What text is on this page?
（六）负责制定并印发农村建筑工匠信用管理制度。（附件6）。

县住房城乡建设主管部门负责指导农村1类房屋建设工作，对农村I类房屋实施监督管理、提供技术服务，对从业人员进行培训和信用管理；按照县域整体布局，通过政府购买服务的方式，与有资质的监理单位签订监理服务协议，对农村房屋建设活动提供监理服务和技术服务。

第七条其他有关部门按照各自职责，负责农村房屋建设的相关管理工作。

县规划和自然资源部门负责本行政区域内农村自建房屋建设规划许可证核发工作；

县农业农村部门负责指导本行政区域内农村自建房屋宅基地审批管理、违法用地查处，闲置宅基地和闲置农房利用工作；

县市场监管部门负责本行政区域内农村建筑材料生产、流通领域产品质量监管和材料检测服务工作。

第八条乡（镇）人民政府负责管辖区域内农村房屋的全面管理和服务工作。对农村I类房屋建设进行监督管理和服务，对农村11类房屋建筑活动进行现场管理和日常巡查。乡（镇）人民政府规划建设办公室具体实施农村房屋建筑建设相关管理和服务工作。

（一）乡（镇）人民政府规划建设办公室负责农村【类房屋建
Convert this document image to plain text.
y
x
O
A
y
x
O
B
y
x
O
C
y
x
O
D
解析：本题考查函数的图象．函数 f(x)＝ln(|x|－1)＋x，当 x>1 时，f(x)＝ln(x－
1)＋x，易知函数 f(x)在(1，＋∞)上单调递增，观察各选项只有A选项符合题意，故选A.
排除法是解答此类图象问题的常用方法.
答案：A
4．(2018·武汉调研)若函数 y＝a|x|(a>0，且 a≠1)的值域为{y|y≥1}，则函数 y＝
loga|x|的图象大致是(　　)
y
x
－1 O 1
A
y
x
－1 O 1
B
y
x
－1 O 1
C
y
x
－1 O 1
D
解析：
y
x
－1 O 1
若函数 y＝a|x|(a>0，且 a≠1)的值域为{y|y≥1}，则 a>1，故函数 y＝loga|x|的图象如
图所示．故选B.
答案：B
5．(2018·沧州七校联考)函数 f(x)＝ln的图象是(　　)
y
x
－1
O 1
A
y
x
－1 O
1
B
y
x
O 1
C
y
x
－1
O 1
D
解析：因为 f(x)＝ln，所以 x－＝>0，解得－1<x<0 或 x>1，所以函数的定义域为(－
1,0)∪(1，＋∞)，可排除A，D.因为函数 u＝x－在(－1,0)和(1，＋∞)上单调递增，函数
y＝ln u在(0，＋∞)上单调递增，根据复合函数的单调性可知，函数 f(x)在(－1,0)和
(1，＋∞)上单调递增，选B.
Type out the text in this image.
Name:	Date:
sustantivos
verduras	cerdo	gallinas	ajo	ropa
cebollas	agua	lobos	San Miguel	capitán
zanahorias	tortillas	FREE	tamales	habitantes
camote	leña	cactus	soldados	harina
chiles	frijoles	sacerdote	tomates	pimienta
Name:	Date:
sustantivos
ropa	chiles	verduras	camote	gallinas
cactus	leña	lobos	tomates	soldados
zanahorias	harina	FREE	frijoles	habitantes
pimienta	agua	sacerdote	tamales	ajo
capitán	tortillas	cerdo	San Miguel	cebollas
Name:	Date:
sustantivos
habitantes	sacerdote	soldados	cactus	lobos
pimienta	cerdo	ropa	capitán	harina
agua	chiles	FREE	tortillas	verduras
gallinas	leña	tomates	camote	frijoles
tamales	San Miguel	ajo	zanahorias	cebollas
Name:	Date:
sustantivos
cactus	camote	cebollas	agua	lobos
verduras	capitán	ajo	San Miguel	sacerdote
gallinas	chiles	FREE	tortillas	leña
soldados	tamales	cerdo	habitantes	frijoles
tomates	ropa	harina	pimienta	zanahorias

..........

▶ [PROBLEM REQUIREMENTS]: Gather each line of the listing containing the word "pimienta" and show it.

▶ [THE ANSWER]:
chiles	frijoles	sacerdote	tomates	pimienta
pimienta	agua	sacerdote	tamales	ajo
pimienta	cerdo	ropa	capitán	harina
tomates	ropa	harina	pimienta	zanahorias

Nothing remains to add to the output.